-------- Information given --------

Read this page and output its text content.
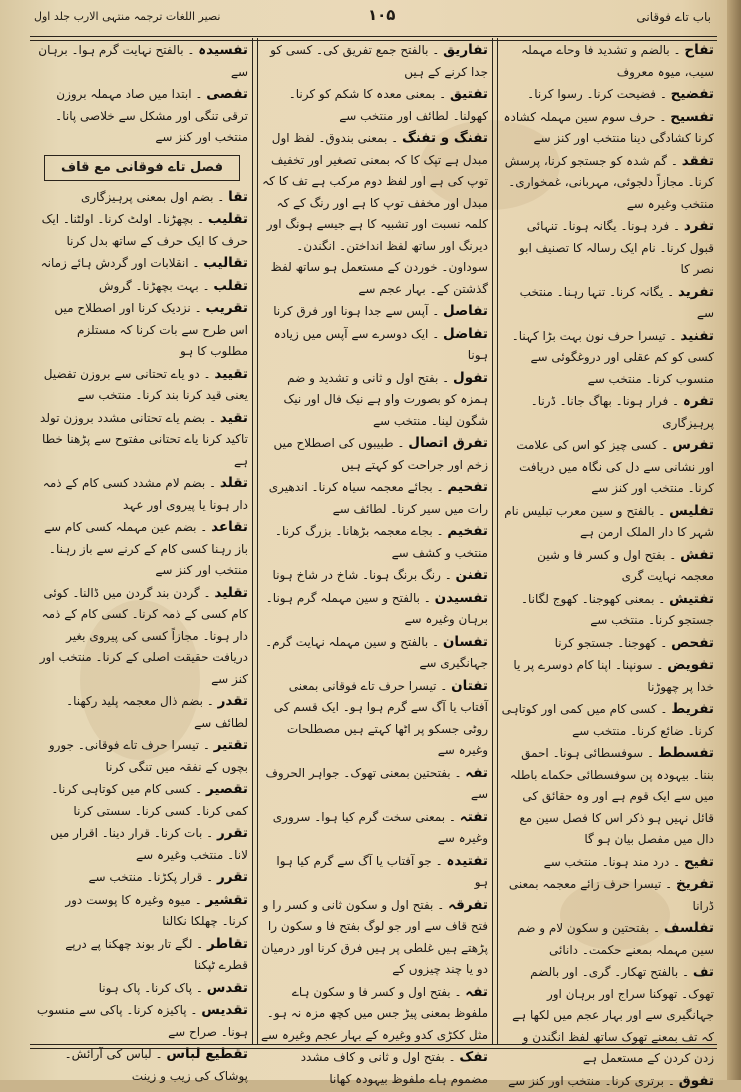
باب تاے فوقانی
۱۰۵
نصیر اللغات ترجمہ منتہی الارب جلد اول
تفاح ۔ بالضم و تشدید فا وحاے مہملہ سیب، میوہ معروف
تفضیح ۔ فضیحت کرنا۔ رسوا کرنا۔
تفسیح ۔ حرف سوم سین مہملہ کشادہ کرنا کشادگی دینا منتخب اور کنز سے
تفقد ۔ گم شدہ کو جستجو کرنا، پرسش کرنا۔ مجازاً دلجوئی، مہربانی، غمخواری۔ منتخب وغیرہ سے
تفرد ۔ فرد ہونا۔ یگانہ ہونا۔ تنہائی قبول کرنا۔ نام ایک رسالہ کا تصنیف ابو نصر کا
تفرید ۔ یگانہ کرنا۔ تنہا رہنا۔ منتخب سے
تفنید ۔ تیسرا حرف نون بہت بڑا کہنا۔ کسی کو کم عقلی اور دروغگوئی سے منسوب کرنا۔ منتخب سے
تفرہ ۔ فرار ہونا۔ بھاگ جانا۔ ڈرنا۔ پرہیزگاری
تفرس ۔ کسی چیز کو اس کی علامت اور نشانی سے دل کی نگاہ میں دریافت کرنا۔ منتخب اور کنز سے
تفلیس ۔ بالفتح و سین معرب تبلیس نام شہر کا دار الملک ارمن ہے
تفش ۔ بفتح اول و کسر فا و شین معجمہ نہایت گری
تفتیش ۔ بمعنی کھوجنا۔ کھوج لگانا۔ جستجو کرنا۔ منتخب سے
تفحص ۔ کھوجنا۔ جستجو کرنا
تفویض ۔ سونپنا۔ اپنا کام دوسرے پر یا خدا پر چھوڑنا
تفریط ۔ کسی کام میں کمی اور کوتاہی کرنا۔ ضائع کرنا۔ منتخب سے
تفسطط ۔ سوفسطائی ہونا۔ احمق بننا۔ بیہودہ پن سوفسطائی حکماے باطلہ میں سے ایک قوم ہے اور وہ حقائق کی قائل نہیں ہو ذکر اس کا فصل سین مع دال میں مفصل بیان ہو گا
تفیح ۔ درد مند ہونا۔ منتخب سے
تفریخ ۔ تیسرا حرف زائے معجمہ بمعنی ڈرانا
تفلسف ۔ بفتحتین و سکون لام و ضم سین مہملہ بمعنے حکمت۔ دانائی
تف ۔ بالفتح تھکار۔ گری۔ اور بالضم تھوک۔ تھوکنا سراج اور برہان اور جہانگیری سے اور بہار عجم میں لکھا ہے کہ تف بمعنے تھوک ساتھ لفظ انگندن و زدن کردن کے مستعمل ہے
تفوق ۔ برتری کرنا۔ منتخب اور کنز سے
تفاریق ۔ بالفتح جمع تفریق کی۔ کسی کو جدا کرنے کے ہیں
تفتیق ۔ بمعنی معدہ کا شکم کو کرنا۔ کھولنا۔ لطائف اور منتخب سے
تفنگ و تفنگ ۔ بمعنی بندوق۔ لفظ اول مبدل ہے تپک کا کہ بمعنی تصغیر اور تخفیف توپ کی ہے اور لفظ دوم مرکب ہے تف کا کہ مبدل اور مخفف توپ کا ہے اور رنگ کے کہ کلمہ نسبت اور تشبیہ کا ہے جیسے ہونگ اور دیرنگ اور ساتھ لفظ انداختن۔ انگندن۔ سوداون۔ خوردن کے مستعمل ہو ساتھ لفظ گذشتن کے۔ بہار عجم سے
تفاصل ۔ آپس سے جدا ہونا اور فرق کرنا
تفاضل ۔ ایک دوسرے سے آپس میں زیادہ ہونا
تفول ۔ بفتح اول و ثانی و تشدید و ضم ہمزہ کو بصورت واو ہے نیک فال اور نیک شگون لینا۔ منتخب سے
تفرق اتصال ۔ طبیبوں کی اصطلاح میں زخم اور جراحت کو کہتے ہیں
تفحیم ۔ بجائے معجمہ سیاہ کرنا۔ اندھیری رات میں سیر کرنا۔ لطائف سے
تفخیم ۔ بجاے معجمہ بڑھانا۔ بزرگ کرنا۔ منتخب و کشف سے
تفنن ۔ رنگ برنگ ہونا۔ شاخ در شاخ ہونا
تفسیدن ۔ بالفتح و سین مہملہ گرم ہونا۔ برہان وغیرہ سے
تفسان ۔ بالفتح و سین مہملہ نہایت گرم۔ جہانگیری سے
تفتان ۔ تیسرا حرف تاے فوقانی بمعنی آفتاب یا آگ سے گرم ہوا ہو۔ ایک قسم کی روٹی جسکو پر اٹھا کہتے ہیں مصطلحات وغیرہ سے
تفہ ۔ بفتحتین بمعنی تھوک۔ جواہر الحروف سے
تفتہ ۔ بمعنی سخت گرم کیا ہوا۔ سروری وغیرہ سے
تفتیدہ ۔ جو آفتاب یا آگ سے گرم کیا ہوا ہو
تفرقہ ۔ بفتح اول و سکون ثانی و کسر را و فتح قاف سے اور جو لوگ بفتح فا و سکون را پڑھتے ہیں غلطی پر ہیں فرق کرنا اور درمیان دو یا چند چیزوں کے
تفہ ۔ بفتح اول و کسر فا و سکون ہاے ملفوظ بمعنی پیڑ جس میں کچھ مزہ نہ ہو۔ مثل ککڑی کدو وغیرہ کے بہار عجم وغیرہ سے
تفک ۔ بفتح اول و ثانی و کاف مشدد مضموم ہاے ملفوظ بیہودہ کھانا
تفسیدہ ۔ بالفتح نہایت گرم ہوا۔ برہان سے
تفصی ۔ ابتدا میں صاد مہملہ بروزن ترقی تنگی اور مشکل سے خلاصی پانا۔ منتخب اور کنز سے
فصل تاے فوقانی مع قاف
تقا ۔ بضم اول بمعنی پرہیزگاری
تقلیب ۔ بچھڑنا۔ اولٹ کرنا۔ اولٹنا۔ ایک حرف کا ایک حرف کے ساتھ بدل کرنا
تقالیب ۔ انقلابات اور گردش ہائے زمانہ
تقلب ۔ بہت بچھڑنا۔ گروش
تقریب ۔ نزدیک کرنا اور اصطلاح میں اس طرح سے بات کرنا کہ مستلزم مطلوب کا ہو
تقیید ۔ دو یاے تحتانی سے بروزن تفضیل یعنی قید کرنا بند کرنا۔ منتخب سے
تقید ۔ بضم یاے تحتانی مشدد بروزن تولد تاکید کرنا یاے تحتانی مفتوح سے پڑھنا خطا ہے
تقلد ۔ بضم لام مشدد کسی کام کے ذمہ دار ہونا یا پیروی اور عہد
تقاعد ۔ بضم عین مہملہ کسی کام سے باز رہنا کسی کام کے کرنے سے باز رہنا۔ منتخب اور کنز سے
تقلید ۔ گردن بند گردن میں ڈالنا۔ کوئی کام کسی کے ذمہ کرنا۔ کسی کام کے ذمہ دار ہونا۔ مجازاً کسی کی پیروی بغیر دریافت حقیقت اصلی کے کرنا۔ منتخب اور کنز سے
تقدر ۔ بضم ذال معجمہ پلید رکھنا۔ لطائف سے
تقتیر ۔ تیسرا حرف تاے فوقانی۔ جورو بچوں کے نفقہ میں تنگی کرنا
تقصیر ۔ کسی کام میں کوتاہی کرنا۔ کمی کرنا۔ کسی کرنا۔ سستی کرنا
تقرر ۔ بات کرنا۔ قرار دینا۔ اقرار میں لانا۔ منتخب وغیرہ سے
تقرر ۔ قرار پکڑنا۔ منتخب سے
تقشیر ۔ میوہ وغیرہ کا پوست دور کرنا۔ چھلکا نکالنا
تقاطر ۔ لگے تار بوند چھکنا پے درپے قطرے ٹپکنا
تقدس ۔ پاک کرنا۔ پاک ہونا
تقدیس ۔ پاکیزہ کرنا۔ پاکی سے منسوب ہونا۔ صراح سے
تقطیع لباس ۔ لباس کی آرائش۔ پوشاک کی زیب و زینت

--------

- **To do**: Tally how many lines of the records hold the word "رہنا". Answer with the number only.

- **Expected output**: 2